▸ **Work required**:
Reproduce the listing below character for character; drop every image.

▸ **Records for the task**:
=-=-=-=-=

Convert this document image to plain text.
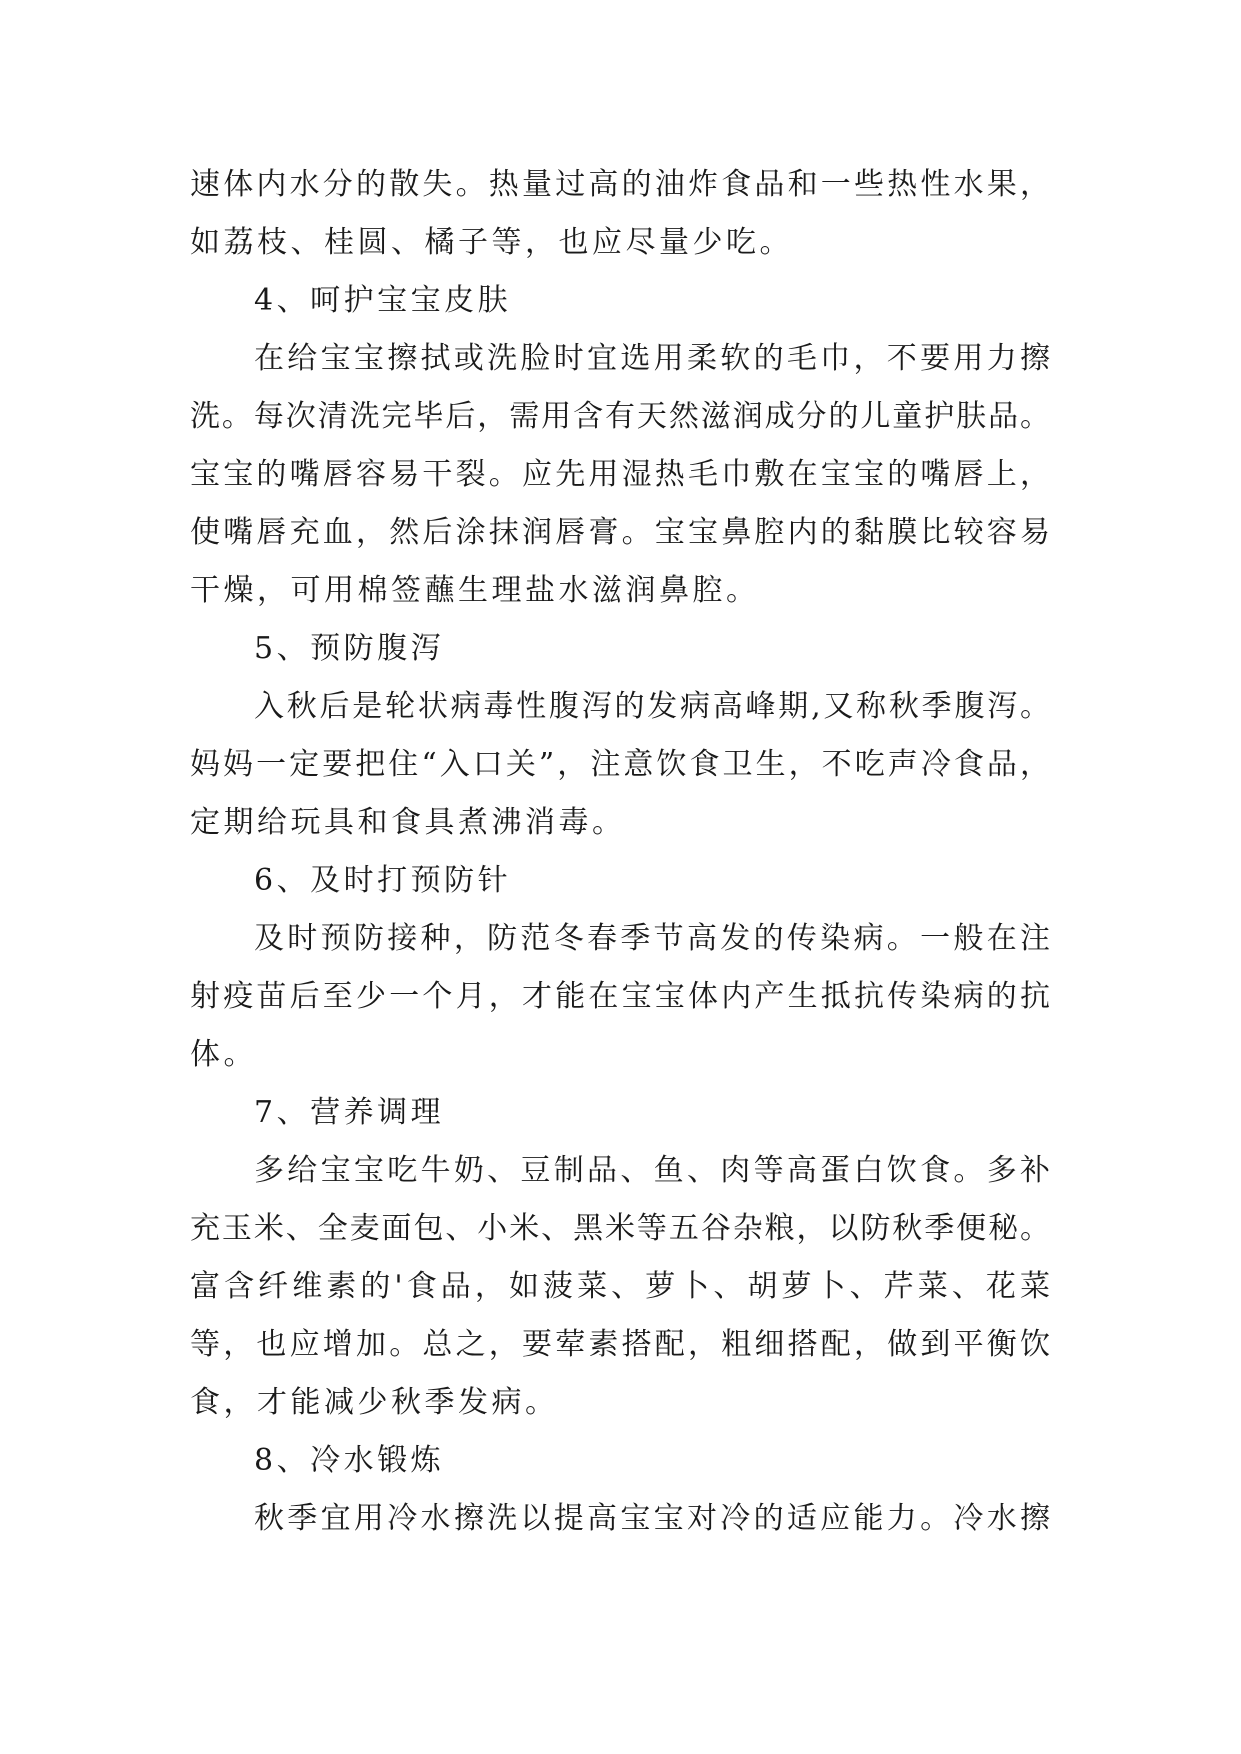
速体内水分的散失。热量过高的油炸食品和一些热性水果，
如荔枝、桂圆、橘子等，也应尽量少吃。
4、呵护宝宝皮肤
在给宝宝擦拭或洗脸时宜选用柔软的毛巾，不要用力擦
洗。每次清洗完毕后，需用含有天然滋润成分的儿童护肤品。
宝宝的嘴唇容易干裂。应先用湿热毛巾敷在宝宝的嘴唇上，
使嘴唇充血，然后涂抹润唇膏。宝宝鼻腔内的黏膜比较容易
干燥，可用棉签蘸生理盐水滋润鼻腔。
5、预防腹泻
入秋后是轮状病毒性腹泻的发病高峰期,又称秋季腹泻。
妈妈一定要把住“入口关”，注意饮食卫生，不吃声冷食品，
定期给玩具和食具煮沸消毒。
6、及时打预防针
及时预防接种，防范冬春季节高发的传染病。一般在注
射疫苗后至少一个月，才能在宝宝体内产生抵抗传染病的抗
体。
7、营养调理
多给宝宝吃牛奶、豆制品、鱼、肉等高蛋白饮食。多补
充玉米、全麦面包、小米、黑米等五谷杂粮，以防秋季便秘。
富含纤维素的'食品，如菠菜、萝卜、胡萝卜、芹菜、花菜
等，也应增加。总之，要荤素搭配，粗细搭配，做到平衡饮
食，才能减少秋季发病。
8、冷水锻炼
秋季宜用冷水擦洗以提高宝宝对冷的适应能力。冷水擦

=-=-=-=-=

▸ **Full response**:
Convert this document image to plain text.
速体内水分的散失。热量过高的油炸食品和一些热性水果，
如荔枝、桂圆、橘子等，也应尽量少吃。
4、呵护宝宝皮肤
在给宝宝擦拭或洗脸时宜选用柔软的毛巾，不要用力擦
洗。每次清洗完毕后，需用含有天然滋润成分的儿童护肤品。
宝宝的嘴唇容易干裂。应先用湿热毛巾敷在宝宝的嘴唇上，
使嘴唇充血，然后涂抹润唇膏。宝宝鼻腔内的黏膜比较容易
干燥，可用棉签蘸生理盐水滋润鼻腔。
5、预防腹泻
入秋后是轮状病毒性腹泻的发病高峰期,又称秋季腹泻。
妈妈一定要把住“入口关”，注意饮食卫生，不吃声冷食品，
定期给玩具和食具煮沸消毒。
6、及时打预防针
及时预防接种，防范冬春季节高发的传染病。一般在注
射疫苗后至少一个月，才能在宝宝体内产生抵抗传染病的抗
体。
7、营养调理
多给宝宝吃牛奶、豆制品、鱼、肉等高蛋白饮食。多补
充玉米、全麦面包、小米、黑米等五谷杂粮，以防秋季便秘。
富含纤维素的'食品，如菠菜、萝卜、胡萝卜、芹菜、花菜
等，也应增加。总之，要荤素搭配，粗细搭配，做到平衡饮
食，才能减少秋季发病。
8、冷水锻炼
秋季宜用冷水擦洗以提高宝宝对冷的适应能力。冷水擦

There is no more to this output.